# [What you need to do]
Your task is to print the material below exactly as presented.

# [Task data]

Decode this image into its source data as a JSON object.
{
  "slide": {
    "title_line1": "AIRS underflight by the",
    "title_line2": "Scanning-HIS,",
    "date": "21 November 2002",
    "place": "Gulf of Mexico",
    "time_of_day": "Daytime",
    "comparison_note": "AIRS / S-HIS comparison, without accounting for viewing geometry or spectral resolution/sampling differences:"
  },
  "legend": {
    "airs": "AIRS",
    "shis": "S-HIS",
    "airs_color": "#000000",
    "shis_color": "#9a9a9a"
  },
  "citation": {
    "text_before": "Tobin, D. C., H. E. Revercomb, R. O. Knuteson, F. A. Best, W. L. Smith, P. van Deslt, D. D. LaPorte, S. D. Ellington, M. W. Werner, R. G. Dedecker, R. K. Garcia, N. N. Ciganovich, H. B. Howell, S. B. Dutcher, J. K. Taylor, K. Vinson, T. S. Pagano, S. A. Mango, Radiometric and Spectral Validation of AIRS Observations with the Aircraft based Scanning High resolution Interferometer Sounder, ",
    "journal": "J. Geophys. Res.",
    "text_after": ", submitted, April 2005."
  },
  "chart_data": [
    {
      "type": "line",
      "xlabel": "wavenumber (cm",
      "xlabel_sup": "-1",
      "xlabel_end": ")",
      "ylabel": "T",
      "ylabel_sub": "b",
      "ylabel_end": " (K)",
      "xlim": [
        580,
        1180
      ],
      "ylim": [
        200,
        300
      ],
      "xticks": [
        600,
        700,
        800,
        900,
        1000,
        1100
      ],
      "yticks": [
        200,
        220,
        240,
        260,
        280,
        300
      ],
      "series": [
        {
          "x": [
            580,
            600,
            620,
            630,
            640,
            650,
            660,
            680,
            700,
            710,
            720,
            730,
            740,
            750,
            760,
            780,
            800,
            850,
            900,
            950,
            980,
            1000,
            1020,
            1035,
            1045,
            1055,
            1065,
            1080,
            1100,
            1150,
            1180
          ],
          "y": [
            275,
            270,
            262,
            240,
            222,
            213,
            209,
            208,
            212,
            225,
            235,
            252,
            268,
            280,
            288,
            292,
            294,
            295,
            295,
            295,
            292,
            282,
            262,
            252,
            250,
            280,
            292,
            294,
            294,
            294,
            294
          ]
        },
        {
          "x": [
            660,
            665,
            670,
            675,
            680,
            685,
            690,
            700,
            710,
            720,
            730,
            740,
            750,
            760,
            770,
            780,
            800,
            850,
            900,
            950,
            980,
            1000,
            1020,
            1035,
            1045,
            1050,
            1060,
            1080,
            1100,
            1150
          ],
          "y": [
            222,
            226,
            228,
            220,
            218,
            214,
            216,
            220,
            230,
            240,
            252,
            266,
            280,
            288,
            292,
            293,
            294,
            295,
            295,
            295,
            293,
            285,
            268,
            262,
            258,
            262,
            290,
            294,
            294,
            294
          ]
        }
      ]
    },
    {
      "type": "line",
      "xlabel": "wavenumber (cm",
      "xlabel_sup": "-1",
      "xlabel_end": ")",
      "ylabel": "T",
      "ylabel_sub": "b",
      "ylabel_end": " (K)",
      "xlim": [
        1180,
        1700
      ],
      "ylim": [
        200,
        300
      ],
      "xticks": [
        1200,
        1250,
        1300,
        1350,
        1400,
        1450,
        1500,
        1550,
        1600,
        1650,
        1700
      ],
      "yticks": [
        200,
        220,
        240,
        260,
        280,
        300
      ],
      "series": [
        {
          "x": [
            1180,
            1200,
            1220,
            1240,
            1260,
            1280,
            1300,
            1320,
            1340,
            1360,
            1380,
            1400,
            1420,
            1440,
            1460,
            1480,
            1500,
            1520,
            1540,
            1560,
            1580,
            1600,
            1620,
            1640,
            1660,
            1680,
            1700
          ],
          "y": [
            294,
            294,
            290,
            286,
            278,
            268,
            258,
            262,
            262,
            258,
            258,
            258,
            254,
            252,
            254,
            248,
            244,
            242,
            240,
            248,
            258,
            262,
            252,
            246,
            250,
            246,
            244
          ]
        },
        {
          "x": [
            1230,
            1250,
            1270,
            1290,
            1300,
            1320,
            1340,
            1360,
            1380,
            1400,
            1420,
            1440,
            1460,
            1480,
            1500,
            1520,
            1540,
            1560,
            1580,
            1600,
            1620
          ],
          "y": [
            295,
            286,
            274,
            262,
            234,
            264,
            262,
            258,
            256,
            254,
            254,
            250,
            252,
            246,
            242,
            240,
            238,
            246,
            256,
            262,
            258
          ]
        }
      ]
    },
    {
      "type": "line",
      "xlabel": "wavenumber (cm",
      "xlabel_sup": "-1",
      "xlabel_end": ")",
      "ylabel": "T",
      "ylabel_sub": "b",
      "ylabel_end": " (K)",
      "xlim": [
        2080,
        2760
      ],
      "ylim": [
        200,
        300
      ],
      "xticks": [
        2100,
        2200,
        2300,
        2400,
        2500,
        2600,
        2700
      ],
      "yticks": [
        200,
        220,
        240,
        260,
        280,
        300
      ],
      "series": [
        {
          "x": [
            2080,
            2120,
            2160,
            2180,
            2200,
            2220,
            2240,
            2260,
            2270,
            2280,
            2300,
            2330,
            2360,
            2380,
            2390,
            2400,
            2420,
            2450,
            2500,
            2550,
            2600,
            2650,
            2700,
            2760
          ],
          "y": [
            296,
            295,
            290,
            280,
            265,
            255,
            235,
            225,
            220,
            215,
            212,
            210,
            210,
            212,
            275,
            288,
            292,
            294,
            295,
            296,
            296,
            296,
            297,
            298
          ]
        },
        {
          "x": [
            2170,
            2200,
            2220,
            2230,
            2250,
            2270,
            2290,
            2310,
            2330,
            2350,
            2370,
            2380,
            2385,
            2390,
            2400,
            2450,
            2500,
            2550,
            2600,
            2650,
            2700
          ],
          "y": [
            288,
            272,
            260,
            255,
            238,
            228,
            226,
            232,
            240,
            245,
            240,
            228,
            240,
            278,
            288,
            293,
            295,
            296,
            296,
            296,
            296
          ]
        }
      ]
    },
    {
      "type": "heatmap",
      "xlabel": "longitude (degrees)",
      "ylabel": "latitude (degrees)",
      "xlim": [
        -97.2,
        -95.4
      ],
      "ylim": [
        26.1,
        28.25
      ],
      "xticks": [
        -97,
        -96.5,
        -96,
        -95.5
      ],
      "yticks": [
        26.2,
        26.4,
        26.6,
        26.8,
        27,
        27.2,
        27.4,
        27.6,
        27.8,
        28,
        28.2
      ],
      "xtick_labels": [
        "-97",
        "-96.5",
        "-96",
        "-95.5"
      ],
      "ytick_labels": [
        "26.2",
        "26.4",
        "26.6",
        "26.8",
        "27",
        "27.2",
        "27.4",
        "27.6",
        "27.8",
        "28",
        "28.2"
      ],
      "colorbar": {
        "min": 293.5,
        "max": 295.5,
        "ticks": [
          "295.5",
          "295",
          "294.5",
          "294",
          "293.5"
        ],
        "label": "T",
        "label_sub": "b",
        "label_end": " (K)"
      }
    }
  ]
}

# [Result for this task]
Decode this image into its source data as a JSON object.
{
  "slide": {
    "title_line1": "AIRS underflight by the",
    "title_line2": "Scanning-HIS,",
    "date": "21 November 2002",
    "place": "Gulf of Mexico",
    "time_of_day": "Daytime",
    "comparison_note": "AIRS / S-HIS comparison, without accounting for viewing geometry or spectral resolution/sampling differences:"
  },
  "legend": {
    "airs": "AIRS",
    "shis": "S-HIS",
    "airs_color": "#000000",
    "shis_color": "#9a9a9a"
  },
  "citation": {
    "text_before": "Tobin, D. C., H. E. Revercomb, R. O. Knuteson, F. A. Best, W. L. Smith, P. van Deslt, D. D. LaPorte, S. D. Ellington, M. W. Werner, R. G. Dedecker, R. K. Garcia, N. N. Ciganovich, H. B. Howell, S. B. Dutcher, J. K. Taylor, K. Vinson, T. S. Pagano, S. A. Mango, Radiometric and Spectral Validation of AIRS Observations with the Aircraft based Scanning High resolution Interferometer Sounder, ",
    "journal": "J. Geophys. Res.",
    "text_after": ", submitted, April 2005."
  },
  "chart_data": [
    {
      "type": "line",
      "xlabel": "wavenumber (cm",
      "xlabel_sup": "-1",
      "xlabel_end": ")",
      "ylabel": "T",
      "ylabel_sub": "b",
      "ylabel_end": " (K)",
      "xlim": [
        580,
        1180
      ],
      "ylim": [
        200,
        300
      ],
      "xticks": [
        600,
        700,
        800,
        900,
        1000,
        1100
      ],
      "yticks": [
        200,
        220,
        240,
        260,
        280,
        300
      ],
      "series": [
        {
          "x": [
            580,
            600,
            620,
            630,
            640,
            650,
            660,
            680,
            700,
            710,
            720,
            730,
            740,
            750,
            760,
            780,
            800,
            850,
            900,
            950,
            980,
            1000,
            1020,
            1035,
            1045,
            1055,
            1065,
            1080,
            1100,
            1150,
            1180
          ],
          "y": [
            275,
            270,
            262,
            240,
            222,
            213,
            209,
            208,
            212,
            225,
            235,
            252,
            268,
            280,
            288,
            292,
            294,
            295,
            295,
            295,
            292,
            282,
            262,
            252,
            250,
            280,
            292,
            294,
            294,
            294,
            294
          ]
        },
        {
          "x": [
            660,
            665,
            670,
            675,
            680,
            685,
            690,
            700,
            710,
            720,
            730,
            740,
            750,
            760,
            770,
            780,
            800,
            850,
            900,
            950,
            980,
            1000,
            1020,
            1035,
            1045,
            1050,
            1060,
            1080,
            1100,
            1150
          ],
          "y": [
            222,
            226,
            228,
            220,
            218,
            214,
            216,
            220,
            230,
            240,
            252,
            266,
            280,
            288,
            292,
            293,
            294,
            295,
            295,
            295,
            293,
            285,
            268,
            262,
            258,
            262,
            290,
            294,
            294,
            294
          ]
        }
      ]
    },
    {
      "type": "line",
      "xlabel": "wavenumber (cm",
      "xlabel_sup": "-1",
      "xlabel_end": ")",
      "ylabel": "T",
      "ylabel_sub": "b",
      "ylabel_end": " (K)",
      "xlim": [
        1180,
        1700
      ],
      "ylim": [
        200,
        300
      ],
      "xticks": [
        1200,
        1250,
        1300,
        1350,
        1400,
        1450,
        1500,
        1550,
        1600,
        1650,
        1700
      ],
      "yticks": [
        200,
        220,
        240,
        260,
        280,
        300
      ],
      "series": [
        {
          "x": [
            1180,
            1200,
            1220,
            1240,
            1260,
            1280,
            1300,
            1320,
            1340,
            1360,
            1380,
            1400,
            1420,
            1440,
            1460,
            1480,
            1500,
            1520,
            1540,
            1560,
            1580,
            1600,
            1620,
            1640,
            1660,
            1680,
            1700
          ],
          "y": [
            294,
            294,
            290,
            286,
            278,
            268,
            258,
            262,
            262,
            258,
            258,
            258,
            254,
            252,
            254,
            248,
            244,
            242,
            240,
            248,
            258,
            262,
            252,
            246,
            250,
            246,
            244
          ]
        },
        {
          "x": [
            1230,
            1250,
            1270,
            1290,
            1300,
            1320,
            1340,
            1360,
            1380,
            1400,
            1420,
            1440,
            1460,
            1480,
            1500,
            1520,
            1540,
            1560,
            1580,
            1600,
            1620
          ],
          "y": [
            295,
            286,
            274,
            262,
            234,
            264,
            262,
            258,
            256,
            254,
            254,
            250,
            252,
            246,
            242,
            240,
            238,
            246,
            256,
            262,
            258
          ]
        }
      ]
    },
    {
      "type": "line",
      "xlabel": "wavenumber (cm",
      "xlabel_sup": "-1",
      "xlabel_end": ")",
      "ylabel": "T",
      "ylabel_sub": "b",
      "ylabel_end": " (K)",
      "xlim": [
        2080,
        2760
      ],
      "ylim": [
        200,
        300
      ],
      "xticks": [
        2100,
        2200,
        2300,
        2400,
        2500,
        2600,
        2700
      ],
      "yticks": [
        200,
        220,
        240,
        260,
        280,
        300
      ],
      "series": [
        {
          "x": [
            2080,
            2120,
            2160,
            2180,
            2200,
            2220,
            2240,
            2260,
            2270,
            2280,
            2300,
            2330,
            2360,
            2380,
            2390,
            2400,
            2420,
            2450,
            2500,
            2550,
            2600,
            2650,
            2700,
            2760
          ],
          "y": [
            296,
            295,
            290,
            280,
            265,
            255,
            235,
            225,
            220,
            215,
            212,
            210,
            210,
            212,
            275,
            288,
            292,
            294,
            295,
            296,
            296,
            296,
            297,
            298
          ]
        },
        {
          "x": [
            2170,
            2200,
            2220,
            2230,
            2250,
            2270,
            2290,
            2310,
            2330,
            2350,
            2370,
            2380,
            2385,
            2390,
            2400,
            2450,
            2500,
            2550,
            2600,
            2650,
            2700
          ],
          "y": [
            288,
            272,
            260,
            255,
            238,
            228,
            226,
            232,
            240,
            245,
            240,
            228,
            240,
            278,
            288,
            293,
            295,
            296,
            296,
            296,
            296
          ]
        }
      ]
    },
    {
      "type": "heatmap",
      "xlabel": "longitude (degrees)",
      "ylabel": "latitude (degrees)",
      "xlim": [
        -97.2,
        -95.4
      ],
      "ylim": [
        26.1,
        28.25
      ],
      "xticks": [
        -97,
        -96.5,
        -96,
        -95.5
      ],
      "yticks": [
        26.2,
        26.4,
        26.6,
        26.8,
        27,
        27.2,
        27.4,
        27.6,
        27.8,
        28,
        28.2
      ],
      "xtick_labels": [
        "-97",
        "-96.5",
        "-96",
        "-95.5"
      ],
      "ytick_labels": [
        "26.2",
        "26.4",
        "26.6",
        "26.8",
        "27",
        "27.2",
        "27.4",
        "27.6",
        "27.8",
        "28",
        "28.2"
      ],
      "colorbar": {
        "min": 293.5,
        "max": 295.5,
        "ticks": [
          "295.5",
          "295",
          "294.5",
          "294",
          "293.5"
        ],
        "label": "T",
        "label_sub": "b",
        "label_end": " (K)"
      }
    }
  ]
}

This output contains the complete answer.